TASK DETAILS:
Extract the entries in their exact form.

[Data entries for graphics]
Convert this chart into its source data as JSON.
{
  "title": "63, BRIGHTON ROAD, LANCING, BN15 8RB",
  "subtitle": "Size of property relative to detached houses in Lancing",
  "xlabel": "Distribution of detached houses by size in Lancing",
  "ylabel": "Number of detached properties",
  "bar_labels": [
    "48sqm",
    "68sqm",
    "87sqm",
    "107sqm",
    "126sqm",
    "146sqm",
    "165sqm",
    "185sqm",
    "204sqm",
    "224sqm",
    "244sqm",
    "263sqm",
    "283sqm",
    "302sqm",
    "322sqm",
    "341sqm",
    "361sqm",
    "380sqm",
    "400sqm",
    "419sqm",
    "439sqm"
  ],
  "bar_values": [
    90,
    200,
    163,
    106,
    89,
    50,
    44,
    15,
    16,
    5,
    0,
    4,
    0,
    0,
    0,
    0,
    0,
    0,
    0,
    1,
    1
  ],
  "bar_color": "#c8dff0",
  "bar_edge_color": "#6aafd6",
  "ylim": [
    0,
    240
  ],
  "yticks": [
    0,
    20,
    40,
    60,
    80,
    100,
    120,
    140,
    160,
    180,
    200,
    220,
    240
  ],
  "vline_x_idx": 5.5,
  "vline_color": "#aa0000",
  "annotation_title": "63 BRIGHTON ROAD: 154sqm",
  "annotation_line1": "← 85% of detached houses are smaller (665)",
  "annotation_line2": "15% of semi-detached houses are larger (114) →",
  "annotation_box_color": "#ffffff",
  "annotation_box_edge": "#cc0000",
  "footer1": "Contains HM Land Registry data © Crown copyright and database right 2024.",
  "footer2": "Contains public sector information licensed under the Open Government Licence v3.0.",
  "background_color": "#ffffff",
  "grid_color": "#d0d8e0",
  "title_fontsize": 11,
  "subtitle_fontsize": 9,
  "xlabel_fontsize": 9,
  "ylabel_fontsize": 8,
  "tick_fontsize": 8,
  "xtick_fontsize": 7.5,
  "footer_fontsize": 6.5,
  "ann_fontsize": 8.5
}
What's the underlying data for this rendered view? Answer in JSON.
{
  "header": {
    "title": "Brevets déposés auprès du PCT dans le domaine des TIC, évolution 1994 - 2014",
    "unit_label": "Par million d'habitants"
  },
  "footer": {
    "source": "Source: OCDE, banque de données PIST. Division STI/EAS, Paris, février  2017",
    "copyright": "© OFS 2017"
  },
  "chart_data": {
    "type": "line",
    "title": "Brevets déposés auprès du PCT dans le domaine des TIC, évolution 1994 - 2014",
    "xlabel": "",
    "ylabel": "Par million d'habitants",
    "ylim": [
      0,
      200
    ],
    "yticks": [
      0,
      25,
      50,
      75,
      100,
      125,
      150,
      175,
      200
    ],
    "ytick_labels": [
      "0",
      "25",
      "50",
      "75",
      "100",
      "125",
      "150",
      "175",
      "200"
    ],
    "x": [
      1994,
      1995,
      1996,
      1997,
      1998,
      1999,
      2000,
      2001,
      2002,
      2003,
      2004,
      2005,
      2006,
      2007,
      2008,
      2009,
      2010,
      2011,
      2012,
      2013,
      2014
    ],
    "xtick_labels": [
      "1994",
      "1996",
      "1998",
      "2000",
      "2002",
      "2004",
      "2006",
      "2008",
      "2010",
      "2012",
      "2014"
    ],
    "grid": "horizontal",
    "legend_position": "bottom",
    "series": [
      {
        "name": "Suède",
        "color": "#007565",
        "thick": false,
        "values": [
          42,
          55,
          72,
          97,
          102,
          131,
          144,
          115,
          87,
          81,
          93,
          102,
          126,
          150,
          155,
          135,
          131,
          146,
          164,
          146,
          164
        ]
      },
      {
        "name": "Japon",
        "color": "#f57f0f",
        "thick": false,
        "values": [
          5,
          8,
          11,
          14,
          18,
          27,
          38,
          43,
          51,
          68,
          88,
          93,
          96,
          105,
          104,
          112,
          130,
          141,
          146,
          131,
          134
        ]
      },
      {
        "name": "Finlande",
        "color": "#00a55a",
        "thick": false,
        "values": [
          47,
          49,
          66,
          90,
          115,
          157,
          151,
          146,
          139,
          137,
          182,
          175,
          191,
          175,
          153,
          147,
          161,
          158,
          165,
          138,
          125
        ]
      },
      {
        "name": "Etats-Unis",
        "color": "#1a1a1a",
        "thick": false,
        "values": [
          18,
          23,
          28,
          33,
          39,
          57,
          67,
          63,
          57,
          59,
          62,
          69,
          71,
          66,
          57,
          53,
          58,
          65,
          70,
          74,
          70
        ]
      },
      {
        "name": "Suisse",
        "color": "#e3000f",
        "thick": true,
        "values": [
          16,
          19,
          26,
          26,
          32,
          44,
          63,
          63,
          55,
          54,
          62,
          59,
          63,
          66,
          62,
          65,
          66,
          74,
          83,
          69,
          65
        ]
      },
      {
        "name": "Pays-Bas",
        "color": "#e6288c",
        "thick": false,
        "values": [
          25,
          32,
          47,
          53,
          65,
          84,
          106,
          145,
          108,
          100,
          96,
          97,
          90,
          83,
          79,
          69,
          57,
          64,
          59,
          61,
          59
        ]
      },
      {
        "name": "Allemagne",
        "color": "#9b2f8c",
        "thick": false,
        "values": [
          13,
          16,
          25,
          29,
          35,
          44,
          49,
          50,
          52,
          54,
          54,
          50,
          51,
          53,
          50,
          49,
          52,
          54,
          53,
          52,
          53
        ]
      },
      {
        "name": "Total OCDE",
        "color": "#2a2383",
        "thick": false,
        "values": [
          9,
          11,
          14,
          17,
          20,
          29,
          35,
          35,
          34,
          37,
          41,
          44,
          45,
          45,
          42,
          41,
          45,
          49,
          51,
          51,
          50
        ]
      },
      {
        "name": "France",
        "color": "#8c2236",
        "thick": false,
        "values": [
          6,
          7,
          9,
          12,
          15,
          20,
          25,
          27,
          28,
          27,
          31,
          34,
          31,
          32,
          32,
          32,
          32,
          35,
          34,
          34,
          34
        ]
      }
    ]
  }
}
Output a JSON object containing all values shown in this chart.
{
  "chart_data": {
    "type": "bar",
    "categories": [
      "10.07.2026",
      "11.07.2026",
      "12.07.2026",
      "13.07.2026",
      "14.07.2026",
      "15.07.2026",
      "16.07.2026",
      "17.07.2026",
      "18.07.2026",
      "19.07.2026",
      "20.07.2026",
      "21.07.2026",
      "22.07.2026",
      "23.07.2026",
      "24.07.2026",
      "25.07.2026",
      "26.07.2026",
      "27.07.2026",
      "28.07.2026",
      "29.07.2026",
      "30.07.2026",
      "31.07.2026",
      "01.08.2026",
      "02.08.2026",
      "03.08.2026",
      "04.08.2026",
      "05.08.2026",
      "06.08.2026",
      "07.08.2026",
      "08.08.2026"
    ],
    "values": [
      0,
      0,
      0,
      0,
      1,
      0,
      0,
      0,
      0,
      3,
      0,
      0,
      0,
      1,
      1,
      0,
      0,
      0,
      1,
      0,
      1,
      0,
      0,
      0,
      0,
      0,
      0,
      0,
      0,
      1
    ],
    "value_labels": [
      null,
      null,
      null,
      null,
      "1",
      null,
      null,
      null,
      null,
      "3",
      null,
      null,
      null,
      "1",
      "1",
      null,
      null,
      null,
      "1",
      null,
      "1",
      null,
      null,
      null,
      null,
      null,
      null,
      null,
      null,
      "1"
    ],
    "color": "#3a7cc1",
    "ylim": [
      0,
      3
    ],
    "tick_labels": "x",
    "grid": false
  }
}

WRITTEN SOLUTION:
Convert this chart into its source data as JSON.
{
  "title": "63, BRIGHTON ROAD, LANCING, BN15 8RB",
  "subtitle": "Size of property relative to detached houses in Lancing",
  "xlabel": "Distribution of detached houses by size in Lancing",
  "ylabel": "Number of detached properties",
  "bar_labels": [
    "48sqm",
    "68sqm",
    "87sqm",
    "107sqm",
    "126sqm",
    "146sqm",
    "165sqm",
    "185sqm",
    "204sqm",
    "224sqm",
    "244sqm",
    "263sqm",
    "283sqm",
    "302sqm",
    "322sqm",
    "341sqm",
    "361sqm",
    "380sqm",
    "400sqm",
    "419sqm",
    "439sqm"
  ],
  "bar_values": [
    90,
    200,
    163,
    106,
    89,
    50,
    44,
    15,
    16,
    5,
    0,
    4,
    0,
    0,
    0,
    0,
    0,
    0,
    0,
    1,
    1
  ],
  "bar_color": "#c8dff0",
  "bar_edge_color": "#6aafd6",
  "ylim": [
    0,
    240
  ],
  "yticks": [
    0,
    20,
    40,
    60,
    80,
    100,
    120,
    140,
    160,
    180,
    200,
    220,
    240
  ],
  "vline_x_idx": 5.5,
  "vline_color": "#aa0000",
  "annotation_title": "63 BRIGHTON ROAD: 154sqm",
  "annotation_line1": "← 85% of detached houses are smaller (665)",
  "annotation_line2": "15% of semi-detached houses are larger (114) →",
  "annotation_box_color": "#ffffff",
  "annotation_box_edge": "#cc0000",
  "footer1": "Contains HM Land Registry data © Crown copyright and database right 2024.",
  "footer2": "Contains public sector information licensed under the Open Government Licence v3.0.",
  "background_color": "#ffffff",
  "grid_color": "#d0d8e0",
  "title_fontsize": 11,
  "subtitle_fontsize": 9,
  "xlabel_fontsize": 9,
  "ylabel_fontsize": 8,
  "tick_fontsize": 8,
  "xtick_fontsize": 7.5,
  "footer_fontsize": 6.5,
  "ann_fontsize": 8.5
}
What's the underlying data for this rendered view? Answer in JSON.
{
  "header": {
    "title": "Brevets déposés auprès du PCT dans le domaine des TIC, évolution 1994 - 2014",
    "unit_label": "Par million d'habitants"
  },
  "footer": {
    "source": "Source: OCDE, banque de données PIST. Division STI/EAS, Paris, février  2017",
    "copyright": "© OFS 2017"
  },
  "chart_data": {
    "type": "line",
    "title": "Brevets déposés auprès du PCT dans le domaine des TIC, évolution 1994 - 2014",
    "xlabel": "",
    "ylabel": "Par million d'habitants",
    "ylim": [
      0,
      200
    ],
    "yticks": [
      0,
      25,
      50,
      75,
      100,
      125,
      150,
      175,
      200
    ],
    "ytick_labels": [
      "0",
      "25",
      "50",
      "75",
      "100",
      "125",
      "150",
      "175",
      "200"
    ],
    "x": [
      1994,
      1995,
      1996,
      1997,
      1998,
      1999,
      2000,
      2001,
      2002,
      2003,
      2004,
      2005,
      2006,
      2007,
      2008,
      2009,
      2010,
      2011,
      2012,
      2013,
      2014
    ],
    "xtick_labels": [
      "1994",
      "1996",
      "1998",
      "2000",
      "2002",
      "2004",
      "2006",
      "2008",
      "2010",
      "2012",
      "2014"
    ],
    "grid": "horizontal",
    "legend_position": "bottom",
    "series": [
      {
        "name": "Suède",
        "color": "#007565",
        "thick": false,
        "values": [
          42,
          55,
          72,
          97,
          102,
          131,
          144,
          115,
          87,
          81,
          93,
          102,
          126,
          150,
          155,
          135,
          131,
          146,
          164,
          146,
          164
        ]
      },
      {
        "name": "Japon",
        "color": "#f57f0f",
        "thick": false,
        "values": [
          5,
          8,
          11,
          14,
          18,
          27,
          38,
          43,
          51,
          68,
          88,
          93,
          96,
          105,
          104,
          112,
          130,
          141,
          146,
          131,
          134
        ]
      },
      {
        "name": "Finlande",
        "color": "#00a55a",
        "thick": false,
        "values": [
          47,
          49,
          66,
          90,
          115,
          157,
          151,
          146,
          139,
          137,
          182,
          175,
          191,
          175,
          153,
          147,
          161,
          158,
          165,
          138,
          125
        ]
      },
      {
        "name": "Etats-Unis",
        "color": "#1a1a1a",
        "thick": false,
        "values": [
          18,
          23,
          28,
          33,
          39,
          57,
          67,
          63,
          57,
          59,
          62,
          69,
          71,
          66,
          57,
          53,
          58,
          65,
          70,
          74,
          70
        ]
      },
      {
        "name": "Suisse",
        "color": "#e3000f",
        "thick": true,
        "values": [
          16,
          19,
          26,
          26,
          32,
          44,
          63,
          63,
          55,
          54,
          62,
          59,
          63,
          66,
          62,
          65,
          66,
          74,
          83,
          69,
          65
        ]
      },
      {
        "name": "Pays-Bas",
        "color": "#e6288c",
        "thick": false,
        "values": [
          25,
          32,
          47,
          53,
          65,
          84,
          106,
          145,
          108,
          100,
          96,
          97,
          90,
          83,
          79,
          69,
          57,
          64,
          59,
          61,
          59
        ]
      },
      {
        "name": "Allemagne",
        "color": "#9b2f8c",
        "thick": false,
        "values": [
          13,
          16,
          25,
          29,
          35,
          44,
          49,
          50,
          52,
          54,
          54,
          50,
          51,
          53,
          50,
          49,
          52,
          54,
          53,
          52,
          53
        ]
      },
      {
        "name": "Total OCDE",
        "color": "#2a2383",
        "thick": false,
        "values": [
          9,
          11,
          14,
          17,
          20,
          29,
          35,
          35,
          34,
          37,
          41,
          44,
          45,
          45,
          42,
          41,
          45,
          49,
          51,
          51,
          50
        ]
      },
      {
        "name": "France",
        "color": "#8c2236",
        "thick": false,
        "values": [
          6,
          7,
          9,
          12,
          15,
          20,
          25,
          27,
          28,
          27,
          31,
          34,
          31,
          32,
          32,
          32,
          32,
          35,
          34,
          34,
          34
        ]
      }
    ]
  }
}
Output a JSON object containing all values shown in this chart.
{
  "chart_data": {
    "type": "bar",
    "categories": [
      "10.07.2026",
      "11.07.2026",
      "12.07.2026",
      "13.07.2026",
      "14.07.2026",
      "15.07.2026",
      "16.07.2026",
      "17.07.2026",
      "18.07.2026",
      "19.07.2026",
      "20.07.2026",
      "21.07.2026",
      "22.07.2026",
      "23.07.2026",
      "24.07.2026",
      "25.07.2026",
      "26.07.2026",
      "27.07.2026",
      "28.07.2026",
      "29.07.2026",
      "30.07.2026",
      "31.07.2026",
      "01.08.2026",
      "02.08.2026",
      "03.08.2026",
      "04.08.2026",
      "05.08.2026",
      "06.08.2026",
      "07.08.2026",
      "08.08.2026"
    ],
    "values": [
      0,
      0,
      0,
      0,
      1,
      0,
      0,
      0,
      0,
      3,
      0,
      0,
      0,
      1,
      1,
      0,
      0,
      0,
      1,
      0,
      1,
      0,
      0,
      0,
      0,
      0,
      0,
      0,
      0,
      1
    ],
    "value_labels": [
      null,
      null,
      null,
      null,
      "1",
      null,
      null,
      null,
      null,
      "3",
      null,
      null,
      null,
      "1",
      "1",
      null,
      null,
      null,
      "1",
      null,
      "1",
      null,
      null,
      null,
      null,
      null,
      null,
      null,
      null,
      "1"
    ],
    "color": "#3a7cc1",
    "ylim": [
      0,
      3
    ],
    "tick_labels": "x",
    "grid": false
  }
}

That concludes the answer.